» EXERCISE PROMPT
Give back the full listing verbatim, apart from its images.

(Dataset rows about figures)

================

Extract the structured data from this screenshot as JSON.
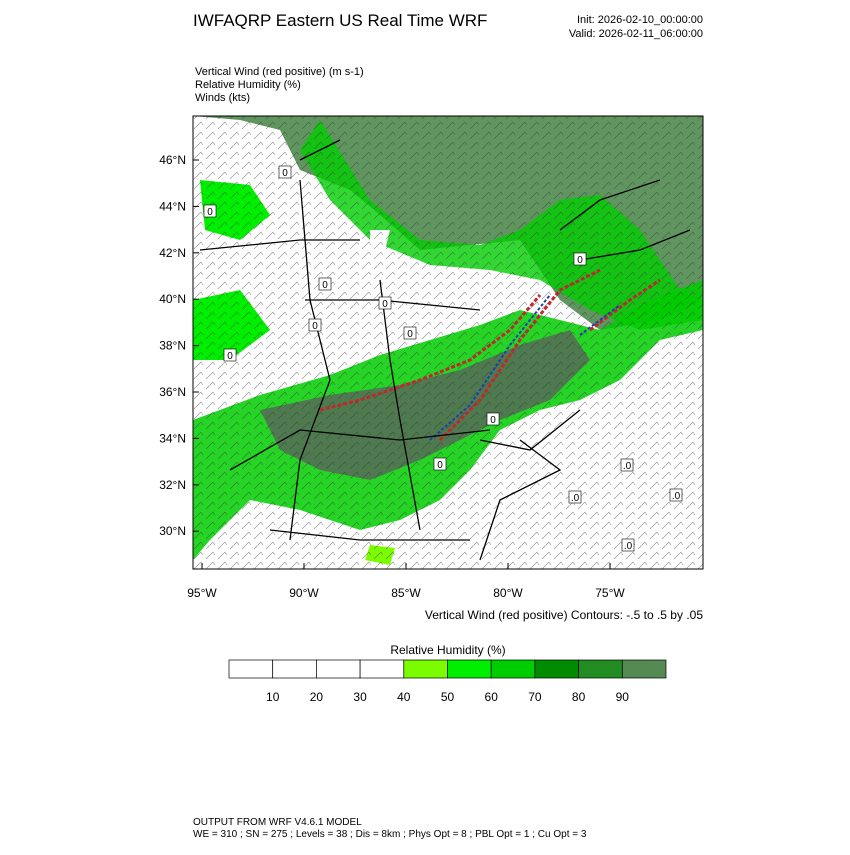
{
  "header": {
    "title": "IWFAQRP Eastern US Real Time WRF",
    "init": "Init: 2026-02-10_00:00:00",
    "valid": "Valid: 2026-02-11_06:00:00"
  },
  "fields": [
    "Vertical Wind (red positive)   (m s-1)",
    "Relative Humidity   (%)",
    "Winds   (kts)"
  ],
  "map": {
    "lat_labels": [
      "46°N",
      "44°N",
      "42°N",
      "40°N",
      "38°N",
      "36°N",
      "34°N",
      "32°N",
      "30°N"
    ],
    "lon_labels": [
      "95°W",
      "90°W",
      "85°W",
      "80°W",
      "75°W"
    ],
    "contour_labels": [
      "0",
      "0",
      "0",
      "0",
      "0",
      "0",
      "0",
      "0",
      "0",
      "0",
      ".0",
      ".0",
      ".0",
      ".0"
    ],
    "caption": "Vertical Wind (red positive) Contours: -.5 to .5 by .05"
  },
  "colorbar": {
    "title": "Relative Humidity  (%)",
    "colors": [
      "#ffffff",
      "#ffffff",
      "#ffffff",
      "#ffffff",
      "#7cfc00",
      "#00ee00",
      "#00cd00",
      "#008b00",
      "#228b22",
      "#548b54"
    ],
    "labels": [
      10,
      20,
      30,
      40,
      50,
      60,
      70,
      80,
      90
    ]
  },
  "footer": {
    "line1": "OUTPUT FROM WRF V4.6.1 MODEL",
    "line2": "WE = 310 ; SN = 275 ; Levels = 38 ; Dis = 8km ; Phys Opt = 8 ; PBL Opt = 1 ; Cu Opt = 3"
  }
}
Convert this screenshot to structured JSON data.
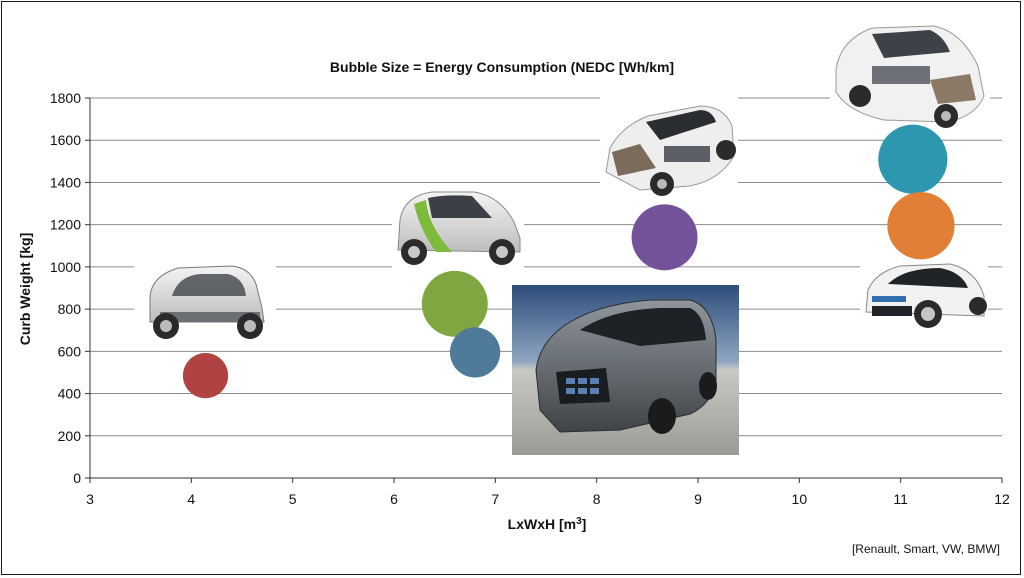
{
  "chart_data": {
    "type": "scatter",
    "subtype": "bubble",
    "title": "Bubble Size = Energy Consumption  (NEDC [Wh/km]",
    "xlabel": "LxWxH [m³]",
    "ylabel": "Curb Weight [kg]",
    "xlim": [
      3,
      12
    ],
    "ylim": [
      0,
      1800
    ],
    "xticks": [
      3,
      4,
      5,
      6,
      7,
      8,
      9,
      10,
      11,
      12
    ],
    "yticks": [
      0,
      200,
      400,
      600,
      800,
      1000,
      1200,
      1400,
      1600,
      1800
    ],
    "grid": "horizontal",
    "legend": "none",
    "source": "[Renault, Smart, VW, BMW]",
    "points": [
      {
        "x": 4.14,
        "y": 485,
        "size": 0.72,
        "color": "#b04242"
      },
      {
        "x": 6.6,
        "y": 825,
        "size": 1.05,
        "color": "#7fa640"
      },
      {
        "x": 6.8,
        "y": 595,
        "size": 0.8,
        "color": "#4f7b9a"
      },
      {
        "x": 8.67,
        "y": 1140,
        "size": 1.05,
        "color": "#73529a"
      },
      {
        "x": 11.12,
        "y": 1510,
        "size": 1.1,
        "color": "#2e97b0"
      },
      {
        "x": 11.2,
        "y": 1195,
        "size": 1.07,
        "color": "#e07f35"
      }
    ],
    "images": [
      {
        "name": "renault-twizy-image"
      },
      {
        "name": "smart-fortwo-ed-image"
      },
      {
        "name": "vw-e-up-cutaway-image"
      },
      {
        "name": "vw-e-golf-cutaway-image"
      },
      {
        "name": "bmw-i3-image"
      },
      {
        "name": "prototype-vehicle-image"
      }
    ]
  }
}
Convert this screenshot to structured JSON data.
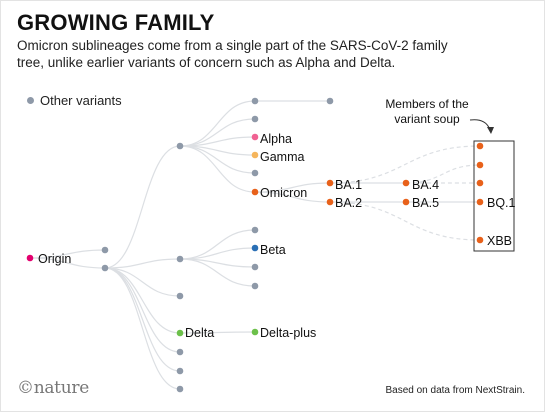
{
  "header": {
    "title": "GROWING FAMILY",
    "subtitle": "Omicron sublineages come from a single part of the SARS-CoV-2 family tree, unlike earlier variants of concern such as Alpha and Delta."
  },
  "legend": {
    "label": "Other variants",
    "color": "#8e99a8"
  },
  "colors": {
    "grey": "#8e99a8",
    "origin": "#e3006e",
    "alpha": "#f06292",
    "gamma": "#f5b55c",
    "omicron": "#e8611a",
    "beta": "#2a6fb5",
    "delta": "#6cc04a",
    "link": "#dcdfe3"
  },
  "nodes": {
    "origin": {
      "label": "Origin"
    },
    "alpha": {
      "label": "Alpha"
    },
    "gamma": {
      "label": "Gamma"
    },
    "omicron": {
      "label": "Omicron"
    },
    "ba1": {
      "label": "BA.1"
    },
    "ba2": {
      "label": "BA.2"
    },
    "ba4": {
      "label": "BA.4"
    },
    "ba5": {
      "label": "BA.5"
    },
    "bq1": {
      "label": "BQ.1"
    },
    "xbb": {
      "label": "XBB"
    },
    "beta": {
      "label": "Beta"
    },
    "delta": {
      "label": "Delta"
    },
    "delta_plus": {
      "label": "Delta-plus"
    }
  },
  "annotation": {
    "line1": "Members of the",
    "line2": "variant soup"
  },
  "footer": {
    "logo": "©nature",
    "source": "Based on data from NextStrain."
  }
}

================

» RESULT OF THE TASK
Extract the structured data from this screenshot as JSON.
{
  "header": {
    "title": "IWFAQRP Eastern US Real Time WRF",
    "init": "Init: 2026-02-10_00:00:00",
    "valid": "Valid: 2026-02-11_06:00:00"
  },
  "fields": [
    "Vertical Wind (red positive)   (m s-1)",
    "Relative Humidity   (%)",
    "Winds   (kts)"
  ],
  "map": {
    "lat_labels": [
      "46°N",
      "44°N",
      "42°N",
      "40°N",
      "38°N",
      "36°N",
      "34°N",
      "32°N",
      "30°N"
    ],
    "lon_labels": [
      "95°W",
      "90°W",
      "85°W",
      "80°W",
      "75°W"
    ],
    "contour_labels": [
      "0",
      "0",
      "0",
      "0",
      "0",
      "0",
      "0",
      "0",
      "0",
      "0",
      ".0",
      ".0",
      ".0",
      ".0"
    ],
    "caption": "Vertical Wind (red positive) Contours: -.5 to .5 by .05"
  },
  "colorbar": {
    "title": "Relative Humidity  (%)",
    "colors": [
      "#ffffff",
      "#ffffff",
      "#ffffff",
      "#ffffff",
      "#7cfc00",
      "#00ee00",
      "#00cd00",
      "#008b00",
      "#228b22",
      "#548b54"
    ],
    "labels": [
      10,
      20,
      30,
      40,
      50,
      60,
      70,
      80,
      90
    ]
  },
  "footer": {
    "line1": "OUTPUT FROM WRF V4.6.1 MODEL",
    "line2": "WE = 310 ; SN = 275 ; Levels = 38 ; Dis = 8km ; Phys Opt = 8 ; PBL Opt = 1 ; Cu Opt = 3"
  }
}
Convert this screenshot to structured JSON data.
{
  "chart_data": {
    "type": "scatter",
    "subtype": "bubble",
    "title": "Bubble Size = Energy Consumption  (NEDC [Wh/km]",
    "xlabel": "LxWxH [m³]",
    "ylabel": "Curb Weight [kg]",
    "xlim": [
      3,
      12
    ],
    "ylim": [
      0,
      1800
    ],
    "xticks": [
      3,
      4,
      5,
      6,
      7,
      8,
      9,
      10,
      11,
      12
    ],
    "yticks": [
      0,
      200,
      400,
      600,
      800,
      1000,
      1200,
      1400,
      1600,
      1800
    ],
    "grid": "horizontal",
    "legend": "none",
    "source": "[Renault, Smart, VW, BMW]",
    "points": [
      {
        "x": 4.14,
        "y": 485,
        "size": 0.72,
        "color": "#b04242"
      },
      {
        "x": 6.6,
        "y": 825,
        "size": 1.05,
        "color": "#7fa640"
      },
      {
        "x": 6.8,
        "y": 595,
        "size": 0.8,
        "color": "#4f7b9a"
      },
      {
        "x": 8.67,
        "y": 1140,
        "size": 1.05,
        "color": "#73529a"
      },
      {
        "x": 11.12,
        "y": 1510,
        "size": 1.1,
        "color": "#2e97b0"
      },
      {
        "x": 11.2,
        "y": 1195,
        "size": 1.07,
        "color": "#e07f35"
      }
    ],
    "images": [
      {
        "name": "renault-twizy-image"
      },
      {
        "name": "smart-fortwo-ed-image"
      },
      {
        "name": "vw-e-up-cutaway-image"
      },
      {
        "name": "vw-e-golf-cutaway-image"
      },
      {
        "name": "bmw-i3-image"
      },
      {
        "name": "prototype-vehicle-image"
      }
    ]
  }
}
Convert this screenshot to structured JSON data.
{
  "header": {
    "title": "GROWING FAMILY",
    "subtitle": "Omicron sublineages come from a single part of the SARS-CoV-2 family tree, unlike earlier variants of concern such as Alpha and Delta."
  },
  "legend": {
    "label": "Other variants",
    "color": "#8e99a8"
  },
  "colors": {
    "grey": "#8e99a8",
    "origin": "#e3006e",
    "alpha": "#f06292",
    "gamma": "#f5b55c",
    "omicron": "#e8611a",
    "beta": "#2a6fb5",
    "delta": "#6cc04a",
    "link": "#dcdfe3"
  },
  "nodes": {
    "origin": {
      "label": "Origin"
    },
    "alpha": {
      "label": "Alpha"
    },
    "gamma": {
      "label": "Gamma"
    },
    "omicron": {
      "label": "Omicron"
    },
    "ba1": {
      "label": "BA.1"
    },
    "ba2": {
      "label": "BA.2"
    },
    "ba4": {
      "label": "BA.4"
    },
    "ba5": {
      "label": "BA.5"
    },
    "bq1": {
      "label": "BQ.1"
    },
    "xbb": {
      "label": "XBB"
    },
    "beta": {
      "label": "Beta"
    },
    "delta": {
      "label": "Delta"
    },
    "delta_plus": {
      "label": "Delta-plus"
    }
  },
  "annotation": {
    "line1": "Members of the",
    "line2": "variant soup"
  },
  "footer": {
    "logo": "©nature",
    "source": "Based on data from NextStrain."
  }
}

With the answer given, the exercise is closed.